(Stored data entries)
- - - - - - -

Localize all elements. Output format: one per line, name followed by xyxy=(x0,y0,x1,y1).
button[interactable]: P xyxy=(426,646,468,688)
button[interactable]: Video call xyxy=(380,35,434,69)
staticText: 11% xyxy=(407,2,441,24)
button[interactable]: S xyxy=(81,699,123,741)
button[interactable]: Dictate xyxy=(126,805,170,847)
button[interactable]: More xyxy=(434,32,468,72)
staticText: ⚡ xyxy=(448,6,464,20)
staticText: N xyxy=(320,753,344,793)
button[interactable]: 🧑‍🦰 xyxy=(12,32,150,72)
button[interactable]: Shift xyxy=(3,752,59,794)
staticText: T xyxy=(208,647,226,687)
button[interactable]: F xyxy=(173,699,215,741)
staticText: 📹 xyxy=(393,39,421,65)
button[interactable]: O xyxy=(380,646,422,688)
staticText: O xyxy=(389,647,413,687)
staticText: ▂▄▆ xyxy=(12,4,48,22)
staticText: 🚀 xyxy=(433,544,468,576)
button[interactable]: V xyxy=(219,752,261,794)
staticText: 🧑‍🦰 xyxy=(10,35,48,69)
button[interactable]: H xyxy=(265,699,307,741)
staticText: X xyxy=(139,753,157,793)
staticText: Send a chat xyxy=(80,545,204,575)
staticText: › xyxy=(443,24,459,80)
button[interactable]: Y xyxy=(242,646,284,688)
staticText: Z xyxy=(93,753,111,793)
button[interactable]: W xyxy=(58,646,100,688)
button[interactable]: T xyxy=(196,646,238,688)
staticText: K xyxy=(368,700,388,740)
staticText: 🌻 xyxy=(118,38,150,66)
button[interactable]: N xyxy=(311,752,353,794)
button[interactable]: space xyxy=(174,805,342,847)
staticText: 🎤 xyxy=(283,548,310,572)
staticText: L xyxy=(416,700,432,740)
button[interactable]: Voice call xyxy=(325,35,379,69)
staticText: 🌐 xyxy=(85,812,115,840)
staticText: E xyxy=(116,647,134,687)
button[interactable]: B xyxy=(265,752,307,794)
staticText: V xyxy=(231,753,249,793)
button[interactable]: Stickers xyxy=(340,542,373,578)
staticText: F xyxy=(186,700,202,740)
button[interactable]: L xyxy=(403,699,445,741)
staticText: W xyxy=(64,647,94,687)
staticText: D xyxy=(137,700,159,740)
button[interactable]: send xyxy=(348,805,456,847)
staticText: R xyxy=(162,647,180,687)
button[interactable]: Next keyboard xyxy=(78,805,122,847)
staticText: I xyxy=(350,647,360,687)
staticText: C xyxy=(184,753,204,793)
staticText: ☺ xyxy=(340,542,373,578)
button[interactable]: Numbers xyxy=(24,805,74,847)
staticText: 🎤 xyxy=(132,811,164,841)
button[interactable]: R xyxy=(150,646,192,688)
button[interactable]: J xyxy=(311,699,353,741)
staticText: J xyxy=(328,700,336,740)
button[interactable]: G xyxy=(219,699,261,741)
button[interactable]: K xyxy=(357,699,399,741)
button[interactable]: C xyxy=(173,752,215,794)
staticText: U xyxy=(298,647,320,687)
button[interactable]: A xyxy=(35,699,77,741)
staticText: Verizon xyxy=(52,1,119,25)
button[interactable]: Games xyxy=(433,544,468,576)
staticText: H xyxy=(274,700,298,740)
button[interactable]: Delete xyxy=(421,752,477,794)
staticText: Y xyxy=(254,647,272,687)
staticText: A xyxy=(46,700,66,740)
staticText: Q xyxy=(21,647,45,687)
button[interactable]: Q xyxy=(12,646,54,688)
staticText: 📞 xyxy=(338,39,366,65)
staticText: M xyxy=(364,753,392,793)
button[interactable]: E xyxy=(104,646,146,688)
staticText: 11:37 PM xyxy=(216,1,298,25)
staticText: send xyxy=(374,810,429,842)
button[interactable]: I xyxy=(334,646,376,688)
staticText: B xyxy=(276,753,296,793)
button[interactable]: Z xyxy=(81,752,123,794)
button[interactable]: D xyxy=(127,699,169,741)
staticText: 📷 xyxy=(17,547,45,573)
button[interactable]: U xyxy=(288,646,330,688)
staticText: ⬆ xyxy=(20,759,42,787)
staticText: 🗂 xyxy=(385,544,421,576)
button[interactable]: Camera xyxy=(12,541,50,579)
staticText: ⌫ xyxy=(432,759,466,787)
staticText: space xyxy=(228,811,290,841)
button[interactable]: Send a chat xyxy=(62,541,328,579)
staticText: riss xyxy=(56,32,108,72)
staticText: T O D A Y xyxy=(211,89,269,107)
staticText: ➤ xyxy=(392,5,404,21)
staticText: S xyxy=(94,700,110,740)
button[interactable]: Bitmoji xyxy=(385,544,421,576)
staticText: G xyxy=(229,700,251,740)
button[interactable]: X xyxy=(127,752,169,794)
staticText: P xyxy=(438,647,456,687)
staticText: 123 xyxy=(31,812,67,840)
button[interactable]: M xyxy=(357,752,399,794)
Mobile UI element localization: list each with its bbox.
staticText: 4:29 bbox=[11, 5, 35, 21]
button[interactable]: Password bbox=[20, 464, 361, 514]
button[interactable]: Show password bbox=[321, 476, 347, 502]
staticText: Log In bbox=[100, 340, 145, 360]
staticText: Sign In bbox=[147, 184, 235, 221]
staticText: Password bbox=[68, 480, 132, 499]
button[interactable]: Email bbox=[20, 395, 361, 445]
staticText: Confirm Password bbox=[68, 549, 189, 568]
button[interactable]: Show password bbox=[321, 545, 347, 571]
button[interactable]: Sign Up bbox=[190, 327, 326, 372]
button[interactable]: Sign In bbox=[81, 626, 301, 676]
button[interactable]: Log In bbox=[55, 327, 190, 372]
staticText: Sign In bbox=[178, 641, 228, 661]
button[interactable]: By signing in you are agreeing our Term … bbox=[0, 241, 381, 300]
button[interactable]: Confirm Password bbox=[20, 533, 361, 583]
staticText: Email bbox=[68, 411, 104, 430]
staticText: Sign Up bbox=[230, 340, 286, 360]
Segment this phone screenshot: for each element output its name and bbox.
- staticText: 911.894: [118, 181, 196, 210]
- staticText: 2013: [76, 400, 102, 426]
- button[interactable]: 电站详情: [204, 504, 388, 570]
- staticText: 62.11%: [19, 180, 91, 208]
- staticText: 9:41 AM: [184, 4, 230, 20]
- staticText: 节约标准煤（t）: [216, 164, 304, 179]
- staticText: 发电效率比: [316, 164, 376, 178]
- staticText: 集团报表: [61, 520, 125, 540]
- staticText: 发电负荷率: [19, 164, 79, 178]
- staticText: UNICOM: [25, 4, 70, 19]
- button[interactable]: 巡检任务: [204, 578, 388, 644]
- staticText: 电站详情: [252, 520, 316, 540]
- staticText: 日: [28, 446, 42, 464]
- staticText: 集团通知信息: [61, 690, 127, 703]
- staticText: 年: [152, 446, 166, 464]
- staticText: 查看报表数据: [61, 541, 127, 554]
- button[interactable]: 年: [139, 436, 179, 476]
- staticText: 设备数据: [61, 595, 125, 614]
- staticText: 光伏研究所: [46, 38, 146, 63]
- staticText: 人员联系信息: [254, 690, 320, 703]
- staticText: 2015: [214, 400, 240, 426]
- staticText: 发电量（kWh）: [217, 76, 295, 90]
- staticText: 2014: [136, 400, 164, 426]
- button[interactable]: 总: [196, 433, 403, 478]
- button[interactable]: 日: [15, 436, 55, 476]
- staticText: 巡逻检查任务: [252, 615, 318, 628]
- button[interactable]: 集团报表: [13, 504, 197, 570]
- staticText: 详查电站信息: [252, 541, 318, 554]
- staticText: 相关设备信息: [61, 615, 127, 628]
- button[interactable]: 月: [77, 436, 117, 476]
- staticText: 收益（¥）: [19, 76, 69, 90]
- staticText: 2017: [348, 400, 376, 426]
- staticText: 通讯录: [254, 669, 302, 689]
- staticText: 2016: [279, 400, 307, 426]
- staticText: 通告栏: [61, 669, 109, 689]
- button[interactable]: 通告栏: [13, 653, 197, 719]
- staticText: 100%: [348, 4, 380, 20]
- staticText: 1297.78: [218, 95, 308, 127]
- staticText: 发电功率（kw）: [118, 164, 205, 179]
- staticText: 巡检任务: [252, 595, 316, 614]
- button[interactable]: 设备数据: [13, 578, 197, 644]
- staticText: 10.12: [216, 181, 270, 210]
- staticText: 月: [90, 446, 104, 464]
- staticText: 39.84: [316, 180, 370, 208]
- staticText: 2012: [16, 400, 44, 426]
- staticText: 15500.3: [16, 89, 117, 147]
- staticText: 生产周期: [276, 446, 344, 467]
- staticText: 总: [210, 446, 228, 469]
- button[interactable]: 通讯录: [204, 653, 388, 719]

- - - - - - -

• [Given request] Recast the records, from their first line through the line containing "button[interactable]: Dictate xyxy=(126,805,170,847)", as a JSON list of strings with one string per line and blank lines left out.

• [Exercise response]
[
  "Localize all elements. Output format: one per line, name followed by xyxy=(x0,y0,x1,y1).",
  "button[interactable]: P xyxy=(426,646,468,688)",
  "button[interactable]: Video call xyxy=(380,35,434,69)",
  "staticText: 11% xyxy=(407,2,441,24)",
  "button[interactable]: S xyxy=(81,699,123,741)",
  "button[interactable]: Dictate xyxy=(126,805,170,847)"
]